A block of data:

════════

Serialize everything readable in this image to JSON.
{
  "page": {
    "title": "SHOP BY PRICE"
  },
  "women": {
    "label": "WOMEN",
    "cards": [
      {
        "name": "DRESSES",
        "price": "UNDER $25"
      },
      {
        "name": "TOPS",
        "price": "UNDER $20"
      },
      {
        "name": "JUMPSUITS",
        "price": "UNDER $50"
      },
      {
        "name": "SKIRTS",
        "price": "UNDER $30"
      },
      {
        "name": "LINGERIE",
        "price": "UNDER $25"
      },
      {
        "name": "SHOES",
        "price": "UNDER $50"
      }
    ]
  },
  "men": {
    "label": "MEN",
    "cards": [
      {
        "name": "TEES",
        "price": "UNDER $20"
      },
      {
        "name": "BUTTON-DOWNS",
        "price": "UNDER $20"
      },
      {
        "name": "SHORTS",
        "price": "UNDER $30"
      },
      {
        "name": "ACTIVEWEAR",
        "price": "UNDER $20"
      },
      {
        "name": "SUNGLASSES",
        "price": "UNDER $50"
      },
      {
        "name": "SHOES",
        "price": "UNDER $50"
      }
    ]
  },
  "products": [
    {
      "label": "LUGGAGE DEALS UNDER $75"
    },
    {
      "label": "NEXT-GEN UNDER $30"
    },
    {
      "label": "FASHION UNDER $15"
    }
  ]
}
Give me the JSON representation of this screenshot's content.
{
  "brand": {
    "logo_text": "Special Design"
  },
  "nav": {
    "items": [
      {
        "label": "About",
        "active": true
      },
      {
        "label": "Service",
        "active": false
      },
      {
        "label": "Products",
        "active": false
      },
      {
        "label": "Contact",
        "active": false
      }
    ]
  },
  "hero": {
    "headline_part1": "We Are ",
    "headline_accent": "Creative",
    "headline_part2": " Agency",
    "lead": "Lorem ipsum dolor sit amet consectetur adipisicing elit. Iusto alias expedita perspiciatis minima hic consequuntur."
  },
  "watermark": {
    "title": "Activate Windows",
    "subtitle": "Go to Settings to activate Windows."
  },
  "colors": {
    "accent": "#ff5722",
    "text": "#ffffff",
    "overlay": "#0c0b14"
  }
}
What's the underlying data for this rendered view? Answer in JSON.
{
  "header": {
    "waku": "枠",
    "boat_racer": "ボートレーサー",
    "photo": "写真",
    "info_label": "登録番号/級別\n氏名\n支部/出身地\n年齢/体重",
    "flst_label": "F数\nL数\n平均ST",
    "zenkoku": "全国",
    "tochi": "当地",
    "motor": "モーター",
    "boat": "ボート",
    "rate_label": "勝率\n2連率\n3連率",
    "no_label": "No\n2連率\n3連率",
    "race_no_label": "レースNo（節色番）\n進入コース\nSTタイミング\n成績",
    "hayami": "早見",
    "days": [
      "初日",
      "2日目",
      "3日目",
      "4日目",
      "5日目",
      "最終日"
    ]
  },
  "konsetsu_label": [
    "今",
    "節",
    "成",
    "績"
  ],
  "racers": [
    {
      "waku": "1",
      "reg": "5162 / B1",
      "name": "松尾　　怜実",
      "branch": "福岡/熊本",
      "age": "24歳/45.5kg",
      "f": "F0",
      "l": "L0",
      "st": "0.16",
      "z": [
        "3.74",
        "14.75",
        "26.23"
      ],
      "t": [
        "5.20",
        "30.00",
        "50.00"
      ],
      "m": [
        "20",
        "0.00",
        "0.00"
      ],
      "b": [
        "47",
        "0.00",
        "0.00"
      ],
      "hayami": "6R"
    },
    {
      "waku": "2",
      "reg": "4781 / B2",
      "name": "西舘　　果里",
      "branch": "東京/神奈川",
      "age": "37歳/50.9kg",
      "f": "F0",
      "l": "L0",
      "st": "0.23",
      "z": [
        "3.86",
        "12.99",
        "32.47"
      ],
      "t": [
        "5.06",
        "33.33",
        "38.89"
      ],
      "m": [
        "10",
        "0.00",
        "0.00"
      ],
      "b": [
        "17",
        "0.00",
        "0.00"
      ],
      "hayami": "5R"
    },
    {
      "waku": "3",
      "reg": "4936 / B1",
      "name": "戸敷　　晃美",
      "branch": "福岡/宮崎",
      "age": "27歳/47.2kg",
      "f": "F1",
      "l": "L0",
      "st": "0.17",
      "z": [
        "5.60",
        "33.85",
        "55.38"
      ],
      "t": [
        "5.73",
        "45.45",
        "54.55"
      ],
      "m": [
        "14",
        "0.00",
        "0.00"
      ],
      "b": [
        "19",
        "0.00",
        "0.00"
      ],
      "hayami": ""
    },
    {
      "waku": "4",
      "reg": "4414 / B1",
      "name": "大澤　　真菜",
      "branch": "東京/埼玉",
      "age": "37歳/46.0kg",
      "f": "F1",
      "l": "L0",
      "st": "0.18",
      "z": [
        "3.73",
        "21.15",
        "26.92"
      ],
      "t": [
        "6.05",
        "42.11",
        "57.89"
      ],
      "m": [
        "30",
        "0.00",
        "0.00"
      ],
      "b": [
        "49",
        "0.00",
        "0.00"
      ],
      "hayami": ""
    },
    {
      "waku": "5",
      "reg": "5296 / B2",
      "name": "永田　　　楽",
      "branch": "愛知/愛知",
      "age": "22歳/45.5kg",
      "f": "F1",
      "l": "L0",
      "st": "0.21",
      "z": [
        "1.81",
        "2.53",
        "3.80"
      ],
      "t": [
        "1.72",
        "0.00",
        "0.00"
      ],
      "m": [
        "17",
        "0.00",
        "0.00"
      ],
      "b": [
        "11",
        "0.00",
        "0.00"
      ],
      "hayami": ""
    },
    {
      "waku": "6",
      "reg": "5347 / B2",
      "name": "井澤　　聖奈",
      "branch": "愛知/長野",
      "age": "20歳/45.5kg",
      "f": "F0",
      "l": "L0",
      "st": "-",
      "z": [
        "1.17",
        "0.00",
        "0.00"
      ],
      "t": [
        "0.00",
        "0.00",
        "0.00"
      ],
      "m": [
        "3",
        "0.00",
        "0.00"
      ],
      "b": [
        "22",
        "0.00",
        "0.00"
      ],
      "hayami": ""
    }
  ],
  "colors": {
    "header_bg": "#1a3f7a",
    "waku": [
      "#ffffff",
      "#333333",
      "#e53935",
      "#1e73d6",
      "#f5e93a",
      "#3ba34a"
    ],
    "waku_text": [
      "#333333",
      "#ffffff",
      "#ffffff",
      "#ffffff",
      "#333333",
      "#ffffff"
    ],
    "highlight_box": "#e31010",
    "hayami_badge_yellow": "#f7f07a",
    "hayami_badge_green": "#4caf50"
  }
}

════════

Your objective: Write out all the records above again, exactly as they stand.

Answer to this exercise:
Serialize everything readable in this image to JSON.
{
  "page": {
    "title": "SHOP BY PRICE"
  },
  "women": {
    "label": "WOMEN",
    "cards": [
      {
        "name": "DRESSES",
        "price": "UNDER $25"
      },
      {
        "name": "TOPS",
        "price": "UNDER $20"
      },
      {
        "name": "JUMPSUITS",
        "price": "UNDER $50"
      },
      {
        "name": "SKIRTS",
        "price": "UNDER $30"
      },
      {
        "name": "LINGERIE",
        "price": "UNDER $25"
      },
      {
        "name": "SHOES",
        "price": "UNDER $50"
      }
    ]
  },
  "men": {
    "label": "MEN",
    "cards": [
      {
        "name": "TEES",
        "price": "UNDER $20"
      },
      {
        "name": "BUTTON-DOWNS",
        "price": "UNDER $20"
      },
      {
        "name": "SHORTS",
        "price": "UNDER $30"
      },
      {
        "name": "ACTIVEWEAR",
        "price": "UNDER $20"
      },
      {
        "name": "SUNGLASSES",
        "price": "UNDER $50"
      },
      {
        "name": "SHOES",
        "price": "UNDER $50"
      }
    ]
  },
  "products": [
    {
      "label": "LUGGAGE DEALS UNDER $75"
    },
    {
      "label": "NEXT-GEN UNDER $30"
    },
    {
      "label": "FASHION UNDER $15"
    }
  ]
}
Give me the JSON representation of this screenshot's content.
{
  "brand": {
    "logo_text": "Special Design"
  },
  "nav": {
    "items": [
      {
        "label": "About",
        "active": true
      },
      {
        "label": "Service",
        "active": false
      },
      {
        "label": "Products",
        "active": false
      },
      {
        "label": "Contact",
        "active": false
      }
    ]
  },
  "hero": {
    "headline_part1": "We Are ",
    "headline_accent": "Creative",
    "headline_part2": " Agency",
    "lead": "Lorem ipsum dolor sit amet consectetur adipisicing elit. Iusto alias expedita perspiciatis minima hic consequuntur."
  },
  "watermark": {
    "title": "Activate Windows",
    "subtitle": "Go to Settings to activate Windows."
  },
  "colors": {
    "accent": "#ff5722",
    "text": "#ffffff",
    "overlay": "#0c0b14"
  }
}
What's the underlying data for this rendered view? Answer in JSON.
{
  "header": {
    "waku": "枠",
    "boat_racer": "ボートレーサー",
    "photo": "写真",
    "info_label": "登録番号/級別\n氏名\n支部/出身地\n年齢/体重",
    "flst_label": "F数\nL数\n平均ST",
    "zenkoku": "全国",
    "tochi": "当地",
    "motor": "モーター",
    "boat": "ボート",
    "rate_label": "勝率\n2連率\n3連率",
    "no_label": "No\n2連率\n3連率",
    "race_no_label": "レースNo（節色番）\n進入コース\nSTタイミング\n成績",
    "hayami": "早見",
    "days": [
      "初日",
      "2日目",
      "3日目",
      "4日目",
      "5日目",
      "最終日"
    ]
  },
  "konsetsu_label": [
    "今",
    "節",
    "成",
    "績"
  ],
  "racers": [
    {
      "waku": "1",
      "reg": "5162 / B1",
      "name": "松尾　　怜実",
      "branch": "福岡/熊本",
      "age": "24歳/45.5kg",
      "f": "F0",
      "l": "L0",
      "st": "0.16",
      "z": [
        "3.74",
        "14.75",
        "26.23"
      ],
      "t": [
        "5.20",
        "30.00",
        "50.00"
      ],
      "m": [
        "20",
        "0.00",
        "0.00"
      ],
      "b": [
        "47",
        "0.00",
        "0.00"
      ],
      "hayami": "6R"
    },
    {
      "waku": "2",
      "reg": "4781 / B2",
      "name": "西舘　　果里",
      "branch": "東京/神奈川",
      "age": "37歳/50.9kg",
      "f": "F0",
      "l": "L0",
      "st": "0.23",
      "z": [
        "3.86",
        "12.99",
        "32.47"
      ],
      "t": [
        "5.06",
        "33.33",
        "38.89"
      ],
      "m": [
        "10",
        "0.00",
        "0.00"
      ],
      "b": [
        "17",
        "0.00",
        "0.00"
      ],
      "hayami": "5R"
    },
    {
      "waku": "3",
      "reg": "4936 / B1",
      "name": "戸敷　　晃美",
      "branch": "福岡/宮崎",
      "age": "27歳/47.2kg",
      "f": "F1",
      "l": "L0",
      "st": "0.17",
      "z": [
        "5.60",
        "33.85",
        "55.38"
      ],
      "t": [
        "5.73",
        "45.45",
        "54.55"
      ],
      "m": [
        "14",
        "0.00",
        "0.00"
      ],
      "b": [
        "19",
        "0.00",
        "0.00"
      ],
      "hayami": ""
    },
    {
      "waku": "4",
      "reg": "4414 / B1",
      "name": "大澤　　真菜",
      "branch": "東京/埼玉",
      "age": "37歳/46.0kg",
      "f": "F1",
      "l": "L0",
      "st": "0.18",
      "z": [
        "3.73",
        "21.15",
        "26.92"
      ],
      "t": [
        "6.05",
        "42.11",
        "57.89"
      ],
      "m": [
        "30",
        "0.00",
        "0.00"
      ],
      "b": [
        "49",
        "0.00",
        "0.00"
      ],
      "hayami": ""
    },
    {
      "waku": "5",
      "reg": "5296 / B2",
      "name": "永田　　　楽",
      "branch": "愛知/愛知",
      "age": "22歳/45.5kg",
      "f": "F1",
      "l": "L0",
      "st": "0.21",
      "z": [
        "1.81",
        "2.53",
        "3.80"
      ],
      "t": [
        "1.72",
        "0.00",
        "0.00"
      ],
      "m": [
        "17",
        "0.00",
        "0.00"
      ],
      "b": [
        "11",
        "0.00",
        "0.00"
      ],
      "hayami": ""
    },
    {
      "waku": "6",
      "reg": "5347 / B2",
      "name": "井澤　　聖奈",
      "branch": "愛知/長野",
      "age": "20歳/45.5kg",
      "f": "F0",
      "l": "L0",
      "st": "-",
      "z": [
        "1.17",
        "0.00",
        "0.00"
      ],
      "t": [
        "0.00",
        "0.00",
        "0.00"
      ],
      "m": [
        "3",
        "0.00",
        "0.00"
      ],
      "b": [
        "22",
        "0.00",
        "0.00"
      ],
      "hayami": ""
    }
  ],
  "colors": {
    "header_bg": "#1a3f7a",
    "waku": [
      "#ffffff",
      "#333333",
      "#e53935",
      "#1e73d6",
      "#f5e93a",
      "#3ba34a"
    ],
    "waku_text": [
      "#333333",
      "#ffffff",
      "#ffffff",
      "#ffffff",
      "#333333",
      "#ffffff"
    ],
    "highlight_box": "#e31010",
    "hayami_badge_yellow": "#f7f07a",
    "hayami_badge_green": "#4caf50"
  }
}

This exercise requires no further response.